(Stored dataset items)
· · · · · · ·

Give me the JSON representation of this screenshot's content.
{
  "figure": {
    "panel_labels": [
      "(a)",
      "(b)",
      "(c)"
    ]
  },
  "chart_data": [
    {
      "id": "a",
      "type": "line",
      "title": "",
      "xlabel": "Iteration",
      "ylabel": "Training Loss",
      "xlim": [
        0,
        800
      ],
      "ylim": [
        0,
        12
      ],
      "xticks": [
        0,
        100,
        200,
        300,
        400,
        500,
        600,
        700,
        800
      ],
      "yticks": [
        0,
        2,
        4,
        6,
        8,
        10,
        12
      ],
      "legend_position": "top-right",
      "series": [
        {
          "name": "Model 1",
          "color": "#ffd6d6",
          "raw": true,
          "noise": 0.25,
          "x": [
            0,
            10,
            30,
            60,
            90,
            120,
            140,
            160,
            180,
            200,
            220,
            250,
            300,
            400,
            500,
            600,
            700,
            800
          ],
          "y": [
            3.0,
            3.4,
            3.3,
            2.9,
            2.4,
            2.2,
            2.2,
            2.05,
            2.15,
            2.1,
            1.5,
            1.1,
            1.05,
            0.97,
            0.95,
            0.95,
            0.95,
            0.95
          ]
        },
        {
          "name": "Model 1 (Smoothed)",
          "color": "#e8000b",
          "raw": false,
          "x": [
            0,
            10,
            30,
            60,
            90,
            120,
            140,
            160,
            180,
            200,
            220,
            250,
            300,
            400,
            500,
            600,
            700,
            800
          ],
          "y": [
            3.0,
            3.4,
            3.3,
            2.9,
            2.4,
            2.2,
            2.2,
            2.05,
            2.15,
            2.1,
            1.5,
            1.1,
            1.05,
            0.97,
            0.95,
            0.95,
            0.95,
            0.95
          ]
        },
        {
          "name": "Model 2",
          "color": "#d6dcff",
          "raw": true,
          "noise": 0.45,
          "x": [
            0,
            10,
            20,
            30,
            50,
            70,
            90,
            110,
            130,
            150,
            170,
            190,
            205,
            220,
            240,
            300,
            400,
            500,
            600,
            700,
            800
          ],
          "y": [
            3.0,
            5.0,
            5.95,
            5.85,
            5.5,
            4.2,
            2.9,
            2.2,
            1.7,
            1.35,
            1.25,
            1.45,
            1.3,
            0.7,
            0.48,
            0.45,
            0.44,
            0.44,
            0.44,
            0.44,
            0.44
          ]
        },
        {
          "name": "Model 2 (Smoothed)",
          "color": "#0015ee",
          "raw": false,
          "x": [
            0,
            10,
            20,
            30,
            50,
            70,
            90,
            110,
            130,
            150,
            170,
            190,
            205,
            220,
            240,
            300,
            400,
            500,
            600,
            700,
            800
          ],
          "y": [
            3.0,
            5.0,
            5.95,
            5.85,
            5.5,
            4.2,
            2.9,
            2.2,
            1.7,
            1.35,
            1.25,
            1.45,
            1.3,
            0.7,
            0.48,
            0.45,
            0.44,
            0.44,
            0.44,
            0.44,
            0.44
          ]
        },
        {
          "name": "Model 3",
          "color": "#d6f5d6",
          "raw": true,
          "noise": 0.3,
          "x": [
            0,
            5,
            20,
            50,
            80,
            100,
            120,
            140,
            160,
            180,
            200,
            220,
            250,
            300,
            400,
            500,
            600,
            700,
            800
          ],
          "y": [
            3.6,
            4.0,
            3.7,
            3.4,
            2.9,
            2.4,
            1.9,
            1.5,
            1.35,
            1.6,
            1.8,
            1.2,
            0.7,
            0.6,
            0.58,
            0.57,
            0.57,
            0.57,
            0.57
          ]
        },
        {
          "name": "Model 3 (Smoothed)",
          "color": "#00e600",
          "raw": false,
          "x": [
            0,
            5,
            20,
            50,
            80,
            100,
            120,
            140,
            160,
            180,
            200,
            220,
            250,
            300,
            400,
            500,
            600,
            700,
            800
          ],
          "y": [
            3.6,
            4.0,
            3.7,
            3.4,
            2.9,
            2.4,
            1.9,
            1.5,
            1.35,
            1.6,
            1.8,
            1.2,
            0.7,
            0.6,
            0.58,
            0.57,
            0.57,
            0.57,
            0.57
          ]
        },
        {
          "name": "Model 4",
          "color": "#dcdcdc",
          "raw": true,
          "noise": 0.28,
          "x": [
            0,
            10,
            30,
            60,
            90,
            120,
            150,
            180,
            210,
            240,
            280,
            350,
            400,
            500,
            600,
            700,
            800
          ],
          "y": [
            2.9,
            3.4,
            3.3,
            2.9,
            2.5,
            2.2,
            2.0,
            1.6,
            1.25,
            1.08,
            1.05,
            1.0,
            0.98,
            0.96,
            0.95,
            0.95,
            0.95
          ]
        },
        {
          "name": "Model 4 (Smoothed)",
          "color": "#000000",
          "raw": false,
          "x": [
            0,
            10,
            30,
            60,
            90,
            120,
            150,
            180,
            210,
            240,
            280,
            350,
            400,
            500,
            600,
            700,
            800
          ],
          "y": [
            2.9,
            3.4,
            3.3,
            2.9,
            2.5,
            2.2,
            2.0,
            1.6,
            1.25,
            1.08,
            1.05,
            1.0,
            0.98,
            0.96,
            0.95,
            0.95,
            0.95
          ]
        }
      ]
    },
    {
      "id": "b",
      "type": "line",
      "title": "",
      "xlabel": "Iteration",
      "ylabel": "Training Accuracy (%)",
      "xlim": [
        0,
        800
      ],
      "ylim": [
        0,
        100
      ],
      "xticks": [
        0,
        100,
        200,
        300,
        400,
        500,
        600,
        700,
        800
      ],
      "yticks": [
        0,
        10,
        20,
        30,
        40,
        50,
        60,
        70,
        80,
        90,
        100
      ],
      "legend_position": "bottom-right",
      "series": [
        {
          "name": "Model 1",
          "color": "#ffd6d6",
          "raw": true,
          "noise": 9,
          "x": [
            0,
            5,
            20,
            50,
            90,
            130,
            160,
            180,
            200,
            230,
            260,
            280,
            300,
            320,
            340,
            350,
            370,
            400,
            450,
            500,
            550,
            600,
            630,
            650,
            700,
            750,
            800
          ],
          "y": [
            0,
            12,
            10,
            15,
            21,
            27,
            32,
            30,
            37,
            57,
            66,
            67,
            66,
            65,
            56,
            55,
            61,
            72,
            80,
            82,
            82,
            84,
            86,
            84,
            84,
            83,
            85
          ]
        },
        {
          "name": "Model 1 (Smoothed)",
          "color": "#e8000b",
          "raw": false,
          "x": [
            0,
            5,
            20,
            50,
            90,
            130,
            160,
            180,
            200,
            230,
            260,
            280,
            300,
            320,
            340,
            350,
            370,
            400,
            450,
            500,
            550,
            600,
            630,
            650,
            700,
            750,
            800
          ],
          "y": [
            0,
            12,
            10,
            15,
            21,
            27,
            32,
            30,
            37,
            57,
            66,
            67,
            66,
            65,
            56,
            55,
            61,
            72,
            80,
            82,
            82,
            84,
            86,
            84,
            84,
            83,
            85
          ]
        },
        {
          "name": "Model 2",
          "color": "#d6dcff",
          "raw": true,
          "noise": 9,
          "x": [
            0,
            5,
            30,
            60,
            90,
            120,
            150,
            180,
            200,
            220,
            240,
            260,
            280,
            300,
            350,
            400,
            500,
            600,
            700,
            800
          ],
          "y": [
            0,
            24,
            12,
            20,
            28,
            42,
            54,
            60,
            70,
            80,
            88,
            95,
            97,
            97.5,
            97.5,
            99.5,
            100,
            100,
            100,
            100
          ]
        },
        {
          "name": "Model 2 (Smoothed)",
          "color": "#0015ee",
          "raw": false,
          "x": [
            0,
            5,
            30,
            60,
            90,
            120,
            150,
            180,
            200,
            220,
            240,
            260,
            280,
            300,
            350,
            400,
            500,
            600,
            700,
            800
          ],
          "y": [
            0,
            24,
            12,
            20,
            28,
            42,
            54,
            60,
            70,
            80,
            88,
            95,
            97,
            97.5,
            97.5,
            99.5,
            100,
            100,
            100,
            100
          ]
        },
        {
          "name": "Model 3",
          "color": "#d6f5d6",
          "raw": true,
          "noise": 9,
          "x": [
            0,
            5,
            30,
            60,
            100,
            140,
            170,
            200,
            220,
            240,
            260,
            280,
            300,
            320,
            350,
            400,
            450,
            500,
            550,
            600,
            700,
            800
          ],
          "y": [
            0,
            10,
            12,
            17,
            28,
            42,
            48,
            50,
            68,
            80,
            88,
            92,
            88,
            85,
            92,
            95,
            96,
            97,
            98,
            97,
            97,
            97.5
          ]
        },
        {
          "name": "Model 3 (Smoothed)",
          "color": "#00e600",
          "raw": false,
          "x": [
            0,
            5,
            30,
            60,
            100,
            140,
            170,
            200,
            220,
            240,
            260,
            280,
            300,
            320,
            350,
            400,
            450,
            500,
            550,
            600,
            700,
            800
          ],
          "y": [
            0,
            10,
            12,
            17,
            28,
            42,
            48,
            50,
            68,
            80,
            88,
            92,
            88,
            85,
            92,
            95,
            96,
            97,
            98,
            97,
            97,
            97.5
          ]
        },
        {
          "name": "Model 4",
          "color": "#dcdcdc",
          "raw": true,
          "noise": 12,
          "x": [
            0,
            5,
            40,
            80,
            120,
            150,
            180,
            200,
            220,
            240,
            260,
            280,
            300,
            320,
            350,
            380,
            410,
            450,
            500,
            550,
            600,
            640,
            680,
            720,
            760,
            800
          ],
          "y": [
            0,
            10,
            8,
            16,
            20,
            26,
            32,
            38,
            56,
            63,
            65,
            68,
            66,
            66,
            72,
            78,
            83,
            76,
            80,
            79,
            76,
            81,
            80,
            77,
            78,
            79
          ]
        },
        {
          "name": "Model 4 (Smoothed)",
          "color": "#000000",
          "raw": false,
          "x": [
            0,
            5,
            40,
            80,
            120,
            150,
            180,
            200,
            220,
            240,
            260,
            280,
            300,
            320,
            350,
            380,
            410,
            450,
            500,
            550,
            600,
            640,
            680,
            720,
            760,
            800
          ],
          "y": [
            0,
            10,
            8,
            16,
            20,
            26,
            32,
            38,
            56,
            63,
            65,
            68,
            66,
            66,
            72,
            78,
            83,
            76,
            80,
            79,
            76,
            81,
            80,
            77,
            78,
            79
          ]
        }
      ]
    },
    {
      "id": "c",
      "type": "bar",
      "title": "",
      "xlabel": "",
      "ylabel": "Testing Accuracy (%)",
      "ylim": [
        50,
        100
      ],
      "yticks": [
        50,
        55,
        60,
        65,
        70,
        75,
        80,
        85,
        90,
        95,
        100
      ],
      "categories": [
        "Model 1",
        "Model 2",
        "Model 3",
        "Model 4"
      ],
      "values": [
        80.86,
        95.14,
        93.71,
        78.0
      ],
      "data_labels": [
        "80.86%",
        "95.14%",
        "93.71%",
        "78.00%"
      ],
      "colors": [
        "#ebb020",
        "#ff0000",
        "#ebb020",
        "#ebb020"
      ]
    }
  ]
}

· · · · · · ·

Show every line of the listing in which the string "Training" can be found.

      "ylabel": "Training Loss",
      "ylabel": "Training Accuracy (%)",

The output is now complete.